## Start Records for this task

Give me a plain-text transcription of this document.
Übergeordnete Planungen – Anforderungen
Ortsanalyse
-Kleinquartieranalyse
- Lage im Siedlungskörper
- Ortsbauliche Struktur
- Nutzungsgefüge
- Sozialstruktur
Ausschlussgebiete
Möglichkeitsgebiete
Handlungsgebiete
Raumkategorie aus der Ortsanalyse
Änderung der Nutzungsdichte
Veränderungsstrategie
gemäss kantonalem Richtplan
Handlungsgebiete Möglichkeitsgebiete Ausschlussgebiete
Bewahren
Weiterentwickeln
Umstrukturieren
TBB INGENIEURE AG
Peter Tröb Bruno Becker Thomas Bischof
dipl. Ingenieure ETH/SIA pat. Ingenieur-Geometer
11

## End Records for this task

Task prompt:
Gather each line of the listing that holds the string "Handlungsgebiete".

Output for this task:
Handlungsgebiete
Handlungsgebiete Möglichkeitsgebiete Ausschlussgebiete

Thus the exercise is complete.